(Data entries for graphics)
** Begin **
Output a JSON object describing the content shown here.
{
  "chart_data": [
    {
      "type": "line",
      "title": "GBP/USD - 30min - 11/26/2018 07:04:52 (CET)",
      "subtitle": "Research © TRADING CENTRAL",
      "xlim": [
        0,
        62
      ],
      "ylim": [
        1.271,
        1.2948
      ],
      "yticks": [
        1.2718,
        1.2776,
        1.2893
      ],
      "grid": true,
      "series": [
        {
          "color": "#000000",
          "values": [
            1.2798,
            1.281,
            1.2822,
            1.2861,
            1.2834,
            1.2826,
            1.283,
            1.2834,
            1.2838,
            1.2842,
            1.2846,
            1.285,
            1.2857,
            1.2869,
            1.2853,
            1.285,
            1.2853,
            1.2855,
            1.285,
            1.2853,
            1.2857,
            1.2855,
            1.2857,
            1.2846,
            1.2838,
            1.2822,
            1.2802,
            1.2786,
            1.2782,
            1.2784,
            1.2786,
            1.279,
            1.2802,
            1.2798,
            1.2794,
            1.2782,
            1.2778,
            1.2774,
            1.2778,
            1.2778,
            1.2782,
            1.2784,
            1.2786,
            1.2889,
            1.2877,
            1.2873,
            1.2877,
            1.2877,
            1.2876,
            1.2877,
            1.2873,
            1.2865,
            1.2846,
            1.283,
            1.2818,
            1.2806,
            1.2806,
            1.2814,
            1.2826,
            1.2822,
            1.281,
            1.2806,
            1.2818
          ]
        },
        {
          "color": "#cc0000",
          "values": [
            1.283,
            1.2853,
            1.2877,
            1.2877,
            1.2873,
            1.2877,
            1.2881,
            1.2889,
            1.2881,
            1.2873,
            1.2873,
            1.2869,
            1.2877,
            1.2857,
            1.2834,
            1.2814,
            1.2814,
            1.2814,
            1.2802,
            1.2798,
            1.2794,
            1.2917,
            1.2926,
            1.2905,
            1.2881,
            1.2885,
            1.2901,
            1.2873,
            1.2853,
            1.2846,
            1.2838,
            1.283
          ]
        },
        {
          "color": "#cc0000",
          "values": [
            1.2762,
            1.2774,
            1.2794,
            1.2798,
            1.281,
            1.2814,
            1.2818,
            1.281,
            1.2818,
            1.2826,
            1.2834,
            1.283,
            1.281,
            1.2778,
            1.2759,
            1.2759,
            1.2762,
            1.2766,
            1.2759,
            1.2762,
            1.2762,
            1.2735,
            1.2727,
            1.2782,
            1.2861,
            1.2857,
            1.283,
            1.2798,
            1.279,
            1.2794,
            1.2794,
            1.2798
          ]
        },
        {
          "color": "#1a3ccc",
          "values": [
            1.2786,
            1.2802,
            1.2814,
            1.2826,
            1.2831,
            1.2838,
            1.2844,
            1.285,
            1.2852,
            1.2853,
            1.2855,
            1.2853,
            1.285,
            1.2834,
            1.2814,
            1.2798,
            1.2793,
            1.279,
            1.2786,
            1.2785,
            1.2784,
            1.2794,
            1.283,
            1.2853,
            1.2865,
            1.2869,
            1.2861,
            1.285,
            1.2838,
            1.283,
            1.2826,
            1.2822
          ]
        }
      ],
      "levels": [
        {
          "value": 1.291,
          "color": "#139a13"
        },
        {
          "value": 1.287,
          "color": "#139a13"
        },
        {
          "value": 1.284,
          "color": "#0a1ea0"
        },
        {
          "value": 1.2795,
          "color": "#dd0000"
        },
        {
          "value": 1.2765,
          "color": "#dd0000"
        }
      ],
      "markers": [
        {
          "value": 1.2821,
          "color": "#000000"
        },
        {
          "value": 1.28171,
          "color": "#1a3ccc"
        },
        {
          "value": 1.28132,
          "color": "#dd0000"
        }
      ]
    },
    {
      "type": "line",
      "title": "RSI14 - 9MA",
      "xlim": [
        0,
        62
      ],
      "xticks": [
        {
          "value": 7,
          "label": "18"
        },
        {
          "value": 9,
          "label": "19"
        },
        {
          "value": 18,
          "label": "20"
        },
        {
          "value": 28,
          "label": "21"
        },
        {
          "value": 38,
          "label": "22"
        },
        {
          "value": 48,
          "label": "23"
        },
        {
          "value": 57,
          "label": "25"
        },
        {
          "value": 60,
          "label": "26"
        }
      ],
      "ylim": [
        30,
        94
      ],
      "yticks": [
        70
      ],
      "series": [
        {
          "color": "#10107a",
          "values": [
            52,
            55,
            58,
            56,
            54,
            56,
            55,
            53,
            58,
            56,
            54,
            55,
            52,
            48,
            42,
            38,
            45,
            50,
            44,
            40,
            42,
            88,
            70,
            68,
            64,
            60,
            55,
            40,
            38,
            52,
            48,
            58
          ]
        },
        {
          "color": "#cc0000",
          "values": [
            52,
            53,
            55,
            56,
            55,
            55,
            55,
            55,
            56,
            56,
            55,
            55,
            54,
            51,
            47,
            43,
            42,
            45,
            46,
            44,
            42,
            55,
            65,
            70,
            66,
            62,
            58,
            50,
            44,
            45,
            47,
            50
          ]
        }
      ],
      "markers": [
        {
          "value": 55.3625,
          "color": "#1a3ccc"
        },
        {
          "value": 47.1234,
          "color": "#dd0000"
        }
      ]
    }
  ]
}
** End **
**The problem**.
Return all of the entries word for word.

**Result for this exercise**.
Output a JSON object describing the content shown here.
{
  "chart_data": [
    {
      "type": "line",
      "title": "GBP/USD - 30min - 11/26/2018 07:04:52 (CET)",
      "subtitle": "Research © TRADING CENTRAL",
      "xlim": [
        0,
        62
      ],
      "ylim": [
        1.271,
        1.2948
      ],
      "yticks": [
        1.2718,
        1.2776,
        1.2893
      ],
      "grid": true,
      "series": [
        {
          "color": "#000000",
          "values": [
            1.2798,
            1.281,
            1.2822,
            1.2861,
            1.2834,
            1.2826,
            1.283,
            1.2834,
            1.2838,
            1.2842,
            1.2846,
            1.285,
            1.2857,
            1.2869,
            1.2853,
            1.285,
            1.2853,
            1.2855,
            1.285,
            1.2853,
            1.2857,
            1.2855,
            1.2857,
            1.2846,
            1.2838,
            1.2822,
            1.2802,
            1.2786,
            1.2782,
            1.2784,
            1.2786,
            1.279,
            1.2802,
            1.2798,
            1.2794,
            1.2782,
            1.2778,
            1.2774,
            1.2778,
            1.2778,
            1.2782,
            1.2784,
            1.2786,
            1.2889,
            1.2877,
            1.2873,
            1.2877,
            1.2877,
            1.2876,
            1.2877,
            1.2873,
            1.2865,
            1.2846,
            1.283,
            1.2818,
            1.2806,
            1.2806,
            1.2814,
            1.2826,
            1.2822,
            1.281,
            1.2806,
            1.2818
          ]
        },
        {
          "color": "#cc0000",
          "values": [
            1.283,
            1.2853,
            1.2877,
            1.2877,
            1.2873,
            1.2877,
            1.2881,
            1.2889,
            1.2881,
            1.2873,
            1.2873,
            1.2869,
            1.2877,
            1.2857,
            1.2834,
            1.2814,
            1.2814,
            1.2814,
            1.2802,
            1.2798,
            1.2794,
            1.2917,
            1.2926,
            1.2905,
            1.2881,
            1.2885,
            1.2901,
            1.2873,
            1.2853,
            1.2846,
            1.2838,
            1.283
          ]
        },
        {
          "color": "#cc0000",
          "values": [
            1.2762,
            1.2774,
            1.2794,
            1.2798,
            1.281,
            1.2814,
            1.2818,
            1.281,
            1.2818,
            1.2826,
            1.2834,
            1.283,
            1.281,
            1.2778,
            1.2759,
            1.2759,
            1.2762,
            1.2766,
            1.2759,
            1.2762,
            1.2762,
            1.2735,
            1.2727,
            1.2782,
            1.2861,
            1.2857,
            1.283,
            1.2798,
            1.279,
            1.2794,
            1.2794,
            1.2798
          ]
        },
        {
          "color": "#1a3ccc",
          "values": [
            1.2786,
            1.2802,
            1.2814,
            1.2826,
            1.2831,
            1.2838,
            1.2844,
            1.285,
            1.2852,
            1.2853,
            1.2855,
            1.2853,
            1.285,
            1.2834,
            1.2814,
            1.2798,
            1.2793,
            1.279,
            1.2786,
            1.2785,
            1.2784,
            1.2794,
            1.283,
            1.2853,
            1.2865,
            1.2869,
            1.2861,
            1.285,
            1.2838,
            1.283,
            1.2826,
            1.2822
          ]
        }
      ],
      "levels": [
        {
          "value": 1.291,
          "color": "#139a13"
        },
        {
          "value": 1.287,
          "color": "#139a13"
        },
        {
          "value": 1.284,
          "color": "#0a1ea0"
        },
        {
          "value": 1.2795,
          "color": "#dd0000"
        },
        {
          "value": 1.2765,
          "color": "#dd0000"
        }
      ],
      "markers": [
        {
          "value": 1.2821,
          "color": "#000000"
        },
        {
          "value": 1.28171,
          "color": "#1a3ccc"
        },
        {
          "value": 1.28132,
          "color": "#dd0000"
        }
      ]
    },
    {
      "type": "line",
      "title": "RSI14 - 9MA",
      "xlim": [
        0,
        62
      ],
      "xticks": [
        {
          "value": 7,
          "label": "18"
        },
        {
          "value": 9,
          "label": "19"
        },
        {
          "value": 18,
          "label": "20"
        },
        {
          "value": 28,
          "label": "21"
        },
        {
          "value": 38,
          "label": "22"
        },
        {
          "value": 48,
          "label": "23"
        },
        {
          "value": 57,
          "label": "25"
        },
        {
          "value": 60,
          "label": "26"
        }
      ],
      "ylim": [
        30,
        94
      ],
      "yticks": [
        70
      ],
      "series": [
        {
          "color": "#10107a",
          "values": [
            52,
            55,
            58,
            56,
            54,
            56,
            55,
            53,
            58,
            56,
            54,
            55,
            52,
            48,
            42,
            38,
            45,
            50,
            44,
            40,
            42,
            88,
            70,
            68,
            64,
            60,
            55,
            40,
            38,
            52,
            48,
            58
          ]
        },
        {
          "color": "#cc0000",
          "values": [
            52,
            53,
            55,
            56,
            55,
            55,
            55,
            55,
            56,
            56,
            55,
            55,
            54,
            51,
            47,
            43,
            42,
            45,
            46,
            44,
            42,
            55,
            65,
            70,
            66,
            62,
            58,
            50,
            44,
            45,
            47,
            50
          ]
        }
      ],
      "markers": [
        {
          "value": 55.3625,
          "color": "#1a3ccc"
        },
        {
          "value": 47.1234,
          "color": "#dd0000"
        }
      ]
    }
  ]
}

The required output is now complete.